INSTRUCTIONS TO FOLLOW -> Exactly as they appear, copy the lines of the listing from the one containing "What text is on this page?" through the final line, both included, and nothing else.

________

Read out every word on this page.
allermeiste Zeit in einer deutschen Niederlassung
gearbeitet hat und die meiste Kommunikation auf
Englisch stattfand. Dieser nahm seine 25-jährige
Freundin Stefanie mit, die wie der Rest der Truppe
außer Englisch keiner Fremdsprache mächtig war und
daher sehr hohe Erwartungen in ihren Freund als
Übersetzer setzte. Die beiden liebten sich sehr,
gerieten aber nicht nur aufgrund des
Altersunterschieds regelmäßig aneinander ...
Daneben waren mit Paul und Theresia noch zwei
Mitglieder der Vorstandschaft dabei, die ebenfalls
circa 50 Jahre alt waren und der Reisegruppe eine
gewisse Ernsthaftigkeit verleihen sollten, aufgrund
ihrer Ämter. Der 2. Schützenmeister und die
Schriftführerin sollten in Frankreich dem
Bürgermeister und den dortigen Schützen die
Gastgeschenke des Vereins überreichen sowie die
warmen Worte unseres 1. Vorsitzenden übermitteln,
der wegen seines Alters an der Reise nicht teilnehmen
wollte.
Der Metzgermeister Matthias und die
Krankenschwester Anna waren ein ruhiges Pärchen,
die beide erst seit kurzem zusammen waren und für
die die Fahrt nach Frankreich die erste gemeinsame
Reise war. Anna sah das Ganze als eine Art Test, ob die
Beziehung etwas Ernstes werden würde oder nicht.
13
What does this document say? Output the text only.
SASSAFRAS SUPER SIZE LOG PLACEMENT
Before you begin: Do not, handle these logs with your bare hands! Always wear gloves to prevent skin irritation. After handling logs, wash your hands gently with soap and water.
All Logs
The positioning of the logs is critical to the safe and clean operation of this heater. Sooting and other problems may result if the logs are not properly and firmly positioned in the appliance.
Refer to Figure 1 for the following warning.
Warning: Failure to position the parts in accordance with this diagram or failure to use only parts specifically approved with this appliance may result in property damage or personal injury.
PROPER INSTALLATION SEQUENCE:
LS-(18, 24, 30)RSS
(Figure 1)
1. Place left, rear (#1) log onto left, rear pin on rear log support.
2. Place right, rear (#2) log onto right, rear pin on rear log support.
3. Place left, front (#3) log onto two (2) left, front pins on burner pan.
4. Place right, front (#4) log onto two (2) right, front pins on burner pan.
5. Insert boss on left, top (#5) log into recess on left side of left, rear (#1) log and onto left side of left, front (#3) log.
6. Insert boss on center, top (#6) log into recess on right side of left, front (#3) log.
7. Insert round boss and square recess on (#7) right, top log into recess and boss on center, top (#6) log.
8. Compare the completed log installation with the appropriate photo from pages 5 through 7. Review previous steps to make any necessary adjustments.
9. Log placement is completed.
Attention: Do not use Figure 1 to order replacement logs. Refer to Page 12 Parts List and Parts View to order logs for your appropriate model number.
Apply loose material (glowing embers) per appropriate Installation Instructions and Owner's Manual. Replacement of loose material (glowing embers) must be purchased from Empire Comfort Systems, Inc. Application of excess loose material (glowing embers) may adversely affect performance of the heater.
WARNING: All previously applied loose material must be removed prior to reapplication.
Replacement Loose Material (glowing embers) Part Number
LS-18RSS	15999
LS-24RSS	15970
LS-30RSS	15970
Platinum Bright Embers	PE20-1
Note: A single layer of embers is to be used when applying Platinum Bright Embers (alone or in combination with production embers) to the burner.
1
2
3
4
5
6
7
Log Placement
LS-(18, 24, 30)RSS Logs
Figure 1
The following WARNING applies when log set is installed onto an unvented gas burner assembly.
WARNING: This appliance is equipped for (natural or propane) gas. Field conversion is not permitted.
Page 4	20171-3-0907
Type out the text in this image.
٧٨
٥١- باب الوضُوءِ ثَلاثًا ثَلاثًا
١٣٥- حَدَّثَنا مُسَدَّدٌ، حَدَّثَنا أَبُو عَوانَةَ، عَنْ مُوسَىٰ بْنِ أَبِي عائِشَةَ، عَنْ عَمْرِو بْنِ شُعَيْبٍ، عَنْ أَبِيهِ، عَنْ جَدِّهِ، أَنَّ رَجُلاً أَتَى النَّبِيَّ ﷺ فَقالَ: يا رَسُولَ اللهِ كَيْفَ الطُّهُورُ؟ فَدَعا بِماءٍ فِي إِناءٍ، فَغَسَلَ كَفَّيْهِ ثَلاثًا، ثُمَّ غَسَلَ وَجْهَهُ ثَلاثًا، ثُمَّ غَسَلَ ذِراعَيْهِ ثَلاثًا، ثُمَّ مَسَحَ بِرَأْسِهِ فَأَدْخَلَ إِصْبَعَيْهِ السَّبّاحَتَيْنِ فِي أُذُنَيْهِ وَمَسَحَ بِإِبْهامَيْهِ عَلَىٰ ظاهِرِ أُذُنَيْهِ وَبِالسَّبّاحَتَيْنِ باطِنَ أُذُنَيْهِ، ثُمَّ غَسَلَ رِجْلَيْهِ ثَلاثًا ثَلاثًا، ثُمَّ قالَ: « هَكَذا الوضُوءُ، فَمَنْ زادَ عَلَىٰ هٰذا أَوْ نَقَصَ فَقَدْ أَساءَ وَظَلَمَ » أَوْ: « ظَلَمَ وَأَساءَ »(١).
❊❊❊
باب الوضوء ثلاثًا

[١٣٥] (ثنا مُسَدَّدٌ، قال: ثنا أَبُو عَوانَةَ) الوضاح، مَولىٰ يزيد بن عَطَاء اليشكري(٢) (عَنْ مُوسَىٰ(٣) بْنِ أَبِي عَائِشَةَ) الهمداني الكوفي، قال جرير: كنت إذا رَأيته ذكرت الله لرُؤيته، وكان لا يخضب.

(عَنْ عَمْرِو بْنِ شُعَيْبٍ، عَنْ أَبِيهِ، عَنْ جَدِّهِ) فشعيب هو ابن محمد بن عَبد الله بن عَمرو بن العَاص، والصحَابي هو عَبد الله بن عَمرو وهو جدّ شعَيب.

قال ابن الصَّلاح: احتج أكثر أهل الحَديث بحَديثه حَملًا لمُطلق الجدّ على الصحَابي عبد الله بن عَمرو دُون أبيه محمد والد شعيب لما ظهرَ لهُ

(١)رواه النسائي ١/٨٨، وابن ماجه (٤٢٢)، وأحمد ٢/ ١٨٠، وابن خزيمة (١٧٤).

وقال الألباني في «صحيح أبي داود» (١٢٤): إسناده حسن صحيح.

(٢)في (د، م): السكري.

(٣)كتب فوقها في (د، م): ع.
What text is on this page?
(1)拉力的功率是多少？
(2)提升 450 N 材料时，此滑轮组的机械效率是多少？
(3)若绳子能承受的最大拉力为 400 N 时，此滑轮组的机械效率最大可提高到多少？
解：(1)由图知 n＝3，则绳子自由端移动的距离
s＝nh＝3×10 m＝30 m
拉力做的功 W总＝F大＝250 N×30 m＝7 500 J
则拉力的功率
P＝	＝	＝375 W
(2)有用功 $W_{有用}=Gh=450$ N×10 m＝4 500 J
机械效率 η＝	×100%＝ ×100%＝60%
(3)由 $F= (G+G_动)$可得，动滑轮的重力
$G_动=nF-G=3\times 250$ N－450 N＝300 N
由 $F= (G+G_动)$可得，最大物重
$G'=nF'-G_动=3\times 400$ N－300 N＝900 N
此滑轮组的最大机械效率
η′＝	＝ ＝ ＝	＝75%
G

________

ANSWER BELOW ->
What text is on this page?
(1)拉力的功率是多少？
(2)提升 450 N 材料时，此滑轮组的机械效率是多少？
(3)若绳子能承受的最大拉力为 400 N 时，此滑轮组的机械效率最大可提高到多少？
解：(1)由图知 n＝3，则绳子自由端移动的距离
s＝nh＝3×10 m＝30 m
拉力做的功 W总＝F大＝250 N×30 m＝7 500 J
则拉力的功率
P＝	＝	＝375 W
(2)有用功 $W_{有用}=Gh=450$ N×10 m＝4 500 J
机械效率 η＝	×100%＝ ×100%＝60%
(3)由 $F= (G+G_动)$可得，动滑轮的重力
$G_动=nF-G=3\times 250$ N－450 N＝300 N
由 $F= (G+G_动)$可得，最大物重
$G'=nF'-G_动=3\times 400$ N－300 N＝900 N
此滑轮组的最大机械效率
η′＝	＝ ＝ ＝	＝75%
G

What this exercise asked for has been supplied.